§ **WHAT TO DO**: Leave out the pictures and restate the rest of the data exactly.

§ **EXCERPTED DATA**:
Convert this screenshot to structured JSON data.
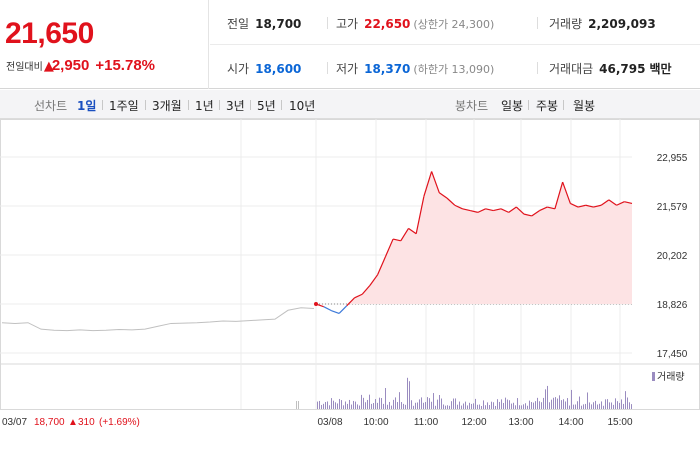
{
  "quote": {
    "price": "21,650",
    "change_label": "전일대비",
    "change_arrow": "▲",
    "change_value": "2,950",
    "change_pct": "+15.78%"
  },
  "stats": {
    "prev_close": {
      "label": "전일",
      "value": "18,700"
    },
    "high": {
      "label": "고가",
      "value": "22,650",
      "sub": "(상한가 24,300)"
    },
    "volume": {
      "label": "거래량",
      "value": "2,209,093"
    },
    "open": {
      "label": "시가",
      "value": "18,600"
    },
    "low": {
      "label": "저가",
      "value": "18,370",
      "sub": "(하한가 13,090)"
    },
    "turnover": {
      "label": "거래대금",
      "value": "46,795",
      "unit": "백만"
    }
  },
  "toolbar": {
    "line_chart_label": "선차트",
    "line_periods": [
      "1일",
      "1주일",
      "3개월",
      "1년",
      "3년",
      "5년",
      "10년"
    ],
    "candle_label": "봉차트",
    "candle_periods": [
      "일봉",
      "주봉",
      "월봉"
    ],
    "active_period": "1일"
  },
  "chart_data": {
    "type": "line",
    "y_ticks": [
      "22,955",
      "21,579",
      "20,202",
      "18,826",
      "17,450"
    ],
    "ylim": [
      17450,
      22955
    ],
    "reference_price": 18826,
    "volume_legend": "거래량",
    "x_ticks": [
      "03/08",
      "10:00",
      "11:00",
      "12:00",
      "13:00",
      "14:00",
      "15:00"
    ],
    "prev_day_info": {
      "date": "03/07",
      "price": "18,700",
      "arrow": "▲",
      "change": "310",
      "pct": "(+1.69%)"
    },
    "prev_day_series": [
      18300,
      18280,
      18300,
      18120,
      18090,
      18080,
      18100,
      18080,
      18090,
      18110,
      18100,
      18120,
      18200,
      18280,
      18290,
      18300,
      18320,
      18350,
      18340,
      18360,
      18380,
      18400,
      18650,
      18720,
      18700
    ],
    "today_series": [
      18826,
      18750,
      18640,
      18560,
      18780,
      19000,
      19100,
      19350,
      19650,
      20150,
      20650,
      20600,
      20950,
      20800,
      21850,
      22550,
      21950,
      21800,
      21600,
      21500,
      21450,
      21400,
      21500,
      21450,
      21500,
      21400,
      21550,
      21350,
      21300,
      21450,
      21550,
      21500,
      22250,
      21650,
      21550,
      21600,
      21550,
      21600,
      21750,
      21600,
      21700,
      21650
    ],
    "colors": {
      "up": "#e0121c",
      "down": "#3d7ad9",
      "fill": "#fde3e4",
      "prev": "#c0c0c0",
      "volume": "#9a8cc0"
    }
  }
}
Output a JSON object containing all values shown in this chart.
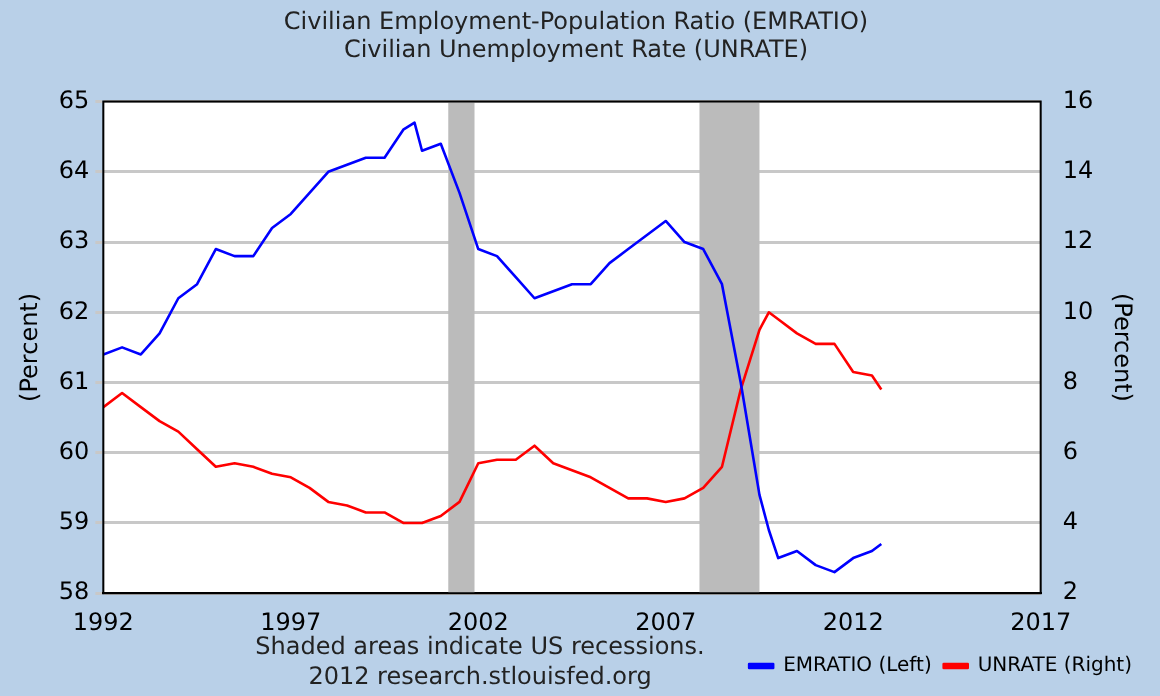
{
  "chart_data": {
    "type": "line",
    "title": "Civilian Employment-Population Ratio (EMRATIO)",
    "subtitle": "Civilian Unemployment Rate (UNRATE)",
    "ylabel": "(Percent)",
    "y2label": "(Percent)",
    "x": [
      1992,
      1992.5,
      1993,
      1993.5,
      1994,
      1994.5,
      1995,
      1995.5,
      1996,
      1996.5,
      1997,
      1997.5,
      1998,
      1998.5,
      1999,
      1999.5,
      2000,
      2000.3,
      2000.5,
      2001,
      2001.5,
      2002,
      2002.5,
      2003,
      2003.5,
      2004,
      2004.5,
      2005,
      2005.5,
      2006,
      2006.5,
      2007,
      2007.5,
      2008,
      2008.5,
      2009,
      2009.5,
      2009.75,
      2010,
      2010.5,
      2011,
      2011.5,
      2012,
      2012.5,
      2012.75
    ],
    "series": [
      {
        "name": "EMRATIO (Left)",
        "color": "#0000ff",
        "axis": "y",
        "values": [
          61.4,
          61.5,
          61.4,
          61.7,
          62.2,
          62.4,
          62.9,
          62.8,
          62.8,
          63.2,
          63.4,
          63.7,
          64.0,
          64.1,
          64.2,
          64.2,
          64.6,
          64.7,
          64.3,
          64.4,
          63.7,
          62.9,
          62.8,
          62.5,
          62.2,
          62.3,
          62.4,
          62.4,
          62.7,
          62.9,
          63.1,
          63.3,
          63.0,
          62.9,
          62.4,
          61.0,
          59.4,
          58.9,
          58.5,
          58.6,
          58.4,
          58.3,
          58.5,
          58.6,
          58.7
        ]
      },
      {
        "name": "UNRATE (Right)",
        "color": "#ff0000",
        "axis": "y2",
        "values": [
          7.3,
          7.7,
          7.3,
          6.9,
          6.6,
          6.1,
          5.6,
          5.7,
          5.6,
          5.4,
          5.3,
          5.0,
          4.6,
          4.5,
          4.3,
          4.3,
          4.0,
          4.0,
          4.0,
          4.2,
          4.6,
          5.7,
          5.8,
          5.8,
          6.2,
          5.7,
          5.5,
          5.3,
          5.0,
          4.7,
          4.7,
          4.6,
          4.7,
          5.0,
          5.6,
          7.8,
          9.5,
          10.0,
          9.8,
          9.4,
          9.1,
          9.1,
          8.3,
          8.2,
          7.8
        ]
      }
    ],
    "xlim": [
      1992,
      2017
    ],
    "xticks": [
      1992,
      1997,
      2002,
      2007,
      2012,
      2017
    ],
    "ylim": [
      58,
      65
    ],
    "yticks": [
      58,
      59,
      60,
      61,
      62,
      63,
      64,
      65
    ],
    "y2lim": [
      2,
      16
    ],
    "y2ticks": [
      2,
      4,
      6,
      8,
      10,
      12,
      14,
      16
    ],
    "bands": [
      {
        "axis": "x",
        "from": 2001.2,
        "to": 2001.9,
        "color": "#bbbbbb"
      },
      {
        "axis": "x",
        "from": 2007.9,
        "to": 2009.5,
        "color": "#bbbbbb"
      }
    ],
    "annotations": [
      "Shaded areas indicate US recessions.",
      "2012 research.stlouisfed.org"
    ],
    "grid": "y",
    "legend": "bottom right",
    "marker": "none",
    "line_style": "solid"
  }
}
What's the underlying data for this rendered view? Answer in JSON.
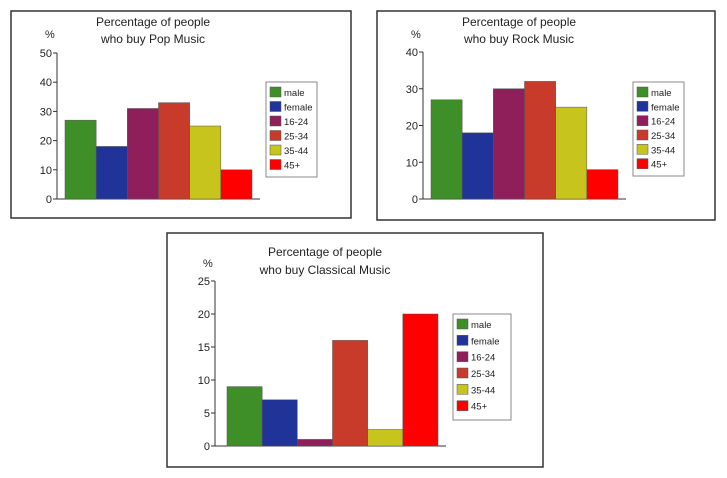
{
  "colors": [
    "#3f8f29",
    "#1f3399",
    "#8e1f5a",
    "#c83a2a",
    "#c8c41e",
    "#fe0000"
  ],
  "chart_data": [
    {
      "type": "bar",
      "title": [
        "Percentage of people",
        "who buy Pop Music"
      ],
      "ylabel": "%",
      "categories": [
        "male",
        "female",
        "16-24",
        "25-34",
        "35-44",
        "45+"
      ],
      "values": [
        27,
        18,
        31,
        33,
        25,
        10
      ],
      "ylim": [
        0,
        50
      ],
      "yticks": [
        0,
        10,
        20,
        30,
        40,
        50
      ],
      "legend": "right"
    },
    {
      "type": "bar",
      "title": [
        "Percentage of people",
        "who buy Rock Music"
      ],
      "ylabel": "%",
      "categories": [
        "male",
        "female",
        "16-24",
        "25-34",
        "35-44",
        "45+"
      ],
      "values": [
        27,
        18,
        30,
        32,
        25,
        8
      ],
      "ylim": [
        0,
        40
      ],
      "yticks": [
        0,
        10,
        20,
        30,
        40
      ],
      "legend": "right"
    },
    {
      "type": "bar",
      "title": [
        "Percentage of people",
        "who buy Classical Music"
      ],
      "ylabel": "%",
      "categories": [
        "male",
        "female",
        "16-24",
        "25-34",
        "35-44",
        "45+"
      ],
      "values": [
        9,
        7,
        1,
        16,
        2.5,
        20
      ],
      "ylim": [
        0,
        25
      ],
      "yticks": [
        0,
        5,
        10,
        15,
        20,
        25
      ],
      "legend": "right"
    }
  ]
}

§ **WRITTEN RESPONSE**:
Convert this screenshot to structured JSON data.
{
  "quote": {
    "price": "21,650",
    "change_label": "전일대비",
    "change_arrow": "▲",
    "change_value": "2,950",
    "change_pct": "+15.78%"
  },
  "stats": {
    "prev_close": {
      "label": "전일",
      "value": "18,700"
    },
    "high": {
      "label": "고가",
      "value": "22,650",
      "sub": "(상한가 24,300)"
    },
    "volume": {
      "label": "거래량",
      "value": "2,209,093"
    },
    "open": {
      "label": "시가",
      "value": "18,600"
    },
    "low": {
      "label": "저가",
      "value": "18,370",
      "sub": "(하한가 13,090)"
    },
    "turnover": {
      "label": "거래대금",
      "value": "46,795",
      "unit": "백만"
    }
  },
  "toolbar": {
    "line_chart_label": "선차트",
    "line_periods": [
      "1일",
      "1주일",
      "3개월",
      "1년",
      "3년",
      "5년",
      "10년"
    ],
    "candle_label": "봉차트",
    "candle_periods": [
      "일봉",
      "주봉",
      "월봉"
    ],
    "active_period": "1일"
  },
  "chart_data": {
    "type": "line",
    "y_ticks": [
      "22,955",
      "21,579",
      "20,202",
      "18,826",
      "17,450"
    ],
    "ylim": [
      17450,
      22955
    ],
    "reference_price": 18826,
    "volume_legend": "거래량",
    "x_ticks": [
      "03/08",
      "10:00",
      "11:00",
      "12:00",
      "13:00",
      "14:00",
      "15:00"
    ],
    "prev_day_info": {
      "date": "03/07",
      "price": "18,700",
      "arrow": "▲",
      "change": "310",
      "pct": "(+1.69%)"
    },
    "prev_day_series": [
      18300,
      18280,
      18300,
      18120,
      18090,
      18080,
      18100,
      18080,
      18090,
      18110,
      18100,
      18120,
      18200,
      18280,
      18290,
      18300,
      18320,
      18350,
      18340,
      18360,
      18380,
      18400,
      18650,
      18720,
      18700
    ],
    "today_series": [
      18826,
      18750,
      18640,
      18560,
      18780,
      19000,
      19100,
      19350,
      19650,
      20150,
      20650,
      20600,
      20950,
      20800,
      21850,
      22550,
      21950,
      21800,
      21600,
      21500,
      21450,
      21400,
      21500,
      21450,
      21500,
      21400,
      21550,
      21350,
      21300,
      21450,
      21550,
      21500,
      22250,
      21650,
      21550,
      21600,
      21550,
      21600,
      21750,
      21600,
      21700,
      21650
    ],
    "colors": {
      "up": "#e0121c",
      "down": "#3d7ad9",
      "fill": "#fde3e4",
      "prev": "#c0c0c0",
      "volume": "#9a8cc0"
    }
  }
}
Output a JSON object containing all values shown in this chart.
{
  "chart_data": {
    "type": "line",
    "title": "Civilian Employment-Population Ratio (EMRATIO)",
    "subtitle": "Civilian Unemployment Rate (UNRATE)",
    "ylabel": "(Percent)",
    "y2label": "(Percent)",
    "x": [
      1992,
      1992.5,
      1993,
      1993.5,
      1994,
      1994.5,
      1995,
      1995.5,
      1996,
      1996.5,
      1997,
      1997.5,
      1998,
      1998.5,
      1999,
      1999.5,
      2000,
      2000.3,
      2000.5,
      2001,
      2001.5,
      2002,
      2002.5,
      2003,
      2003.5,
      2004,
      2004.5,
      2005,
      2005.5,
      2006,
      2006.5,
      2007,
      2007.5,
      2008,
      2008.5,
      2009,
      2009.5,
      2009.75,
      2010,
      2010.5,
      2011,
      2011.5,
      2012,
      2012.5,
      2012.75
    ],
    "series": [
      {
        "name": "EMRATIO (Left)",
        "color": "#0000ff",
        "axis": "y",
        "values": [
          61.4,
          61.5,
          61.4,
          61.7,
          62.2,
          62.4,
          62.9,
          62.8,
          62.8,
          63.2,
          63.4,
          63.7,
          64.0,
          64.1,
          64.2,
          64.2,
          64.6,
          64.7,
          64.3,
          64.4,
          63.7,
          62.9,
          62.8,
          62.5,
          62.2,
          62.3,
          62.4,
          62.4,
          62.7,
          62.9,
          63.1,
          63.3,
          63.0,
          62.9,
          62.4,
          61.0,
          59.4,
          58.9,
          58.5,
          58.6,
          58.4,
          58.3,
          58.5,
          58.6,
          58.7
        ]
      },
      {
        "name": "UNRATE (Right)",
        "color": "#ff0000",
        "axis": "y2",
        "values": [
          7.3,
          7.7,
          7.3,
          6.9,
          6.6,
          6.1,
          5.6,
          5.7,
          5.6,
          5.4,
          5.3,
          5.0,
          4.6,
          4.5,
          4.3,
          4.3,
          4.0,
          4.0,
          4.0,
          4.2,
          4.6,
          5.7,
          5.8,
          5.8,
          6.2,
          5.7,
          5.5,
          5.3,
          5.0,
          4.7,
          4.7,
          4.6,
          4.7,
          5.0,
          5.6,
          7.8,
          9.5,
          10.0,
          9.8,
          9.4,
          9.1,
          9.1,
          8.3,
          8.2,
          7.8
        ]
      }
    ],
    "xlim": [
      1992,
      2017
    ],
    "xticks": [
      1992,
      1997,
      2002,
      2007,
      2012,
      2017
    ],
    "ylim": [
      58,
      65
    ],
    "yticks": [
      58,
      59,
      60,
      61,
      62,
      63,
      64,
      65
    ],
    "y2lim": [
      2,
      16
    ],
    "y2ticks": [
      2,
      4,
      6,
      8,
      10,
      12,
      14,
      16
    ],
    "bands": [
      {
        "axis": "x",
        "from": 2001.2,
        "to": 2001.9,
        "color": "#bbbbbb"
      },
      {
        "axis": "x",
        "from": 2007.9,
        "to": 2009.5,
        "color": "#bbbbbb"
      }
    ],
    "annotations": [
      "Shaded areas indicate US recessions.",
      "2012 research.stlouisfed.org"
    ],
    "grid": "y",
    "legend": "bottom right",
    "marker": "none",
    "line_style": "solid"
  }
}
What's the underlying data for this rendered view? Answer in JSON.
{
  "colors": [
    "#3f8f29",
    "#1f3399",
    "#8e1f5a",
    "#c83a2a",
    "#c8c41e",
    "#fe0000"
  ],
  "chart_data": [
    {
      "type": "bar",
      "title": [
        "Percentage of people",
        "who buy Pop Music"
      ],
      "ylabel": "%",
      "categories": [
        "male",
        "female",
        "16-24",
        "25-34",
        "35-44",
        "45+"
      ],
      "values": [
        27,
        18,
        31,
        33,
        25,
        10
      ],
      "ylim": [
        0,
        50
      ],
      "yticks": [
        0,
        10,
        20,
        30,
        40,
        50
      ],
      "legend": "right"
    },
    {
      "type": "bar",
      "title": [
        "Percentage of people",
        "who buy Rock Music"
      ],
      "ylabel": "%",
      "categories": [
        "male",
        "female",
        "16-24",
        "25-34",
        "35-44",
        "45+"
      ],
      "values": [
        27,
        18,
        30,
        32,
        25,
        8
      ],
      "ylim": [
        0,
        40
      ],
      "yticks": [
        0,
        10,
        20,
        30,
        40
      ],
      "legend": "right"
    },
    {
      "type": "bar",
      "title": [
        "Percentage of people",
        "who buy Classical Music"
      ],
      "ylabel": "%",
      "categories": [
        "male",
        "female",
        "16-24",
        "25-34",
        "35-44",
        "45+"
      ],
      "values": [
        9,
        7,
        1,
        16,
        2.5,
        20
      ],
      "ylim": [
        0,
        25
      ],
      "yticks": [
        0,
        5,
        10,
        15,
        20,
        25
      ],
      "legend": "right"
    }
  ]
}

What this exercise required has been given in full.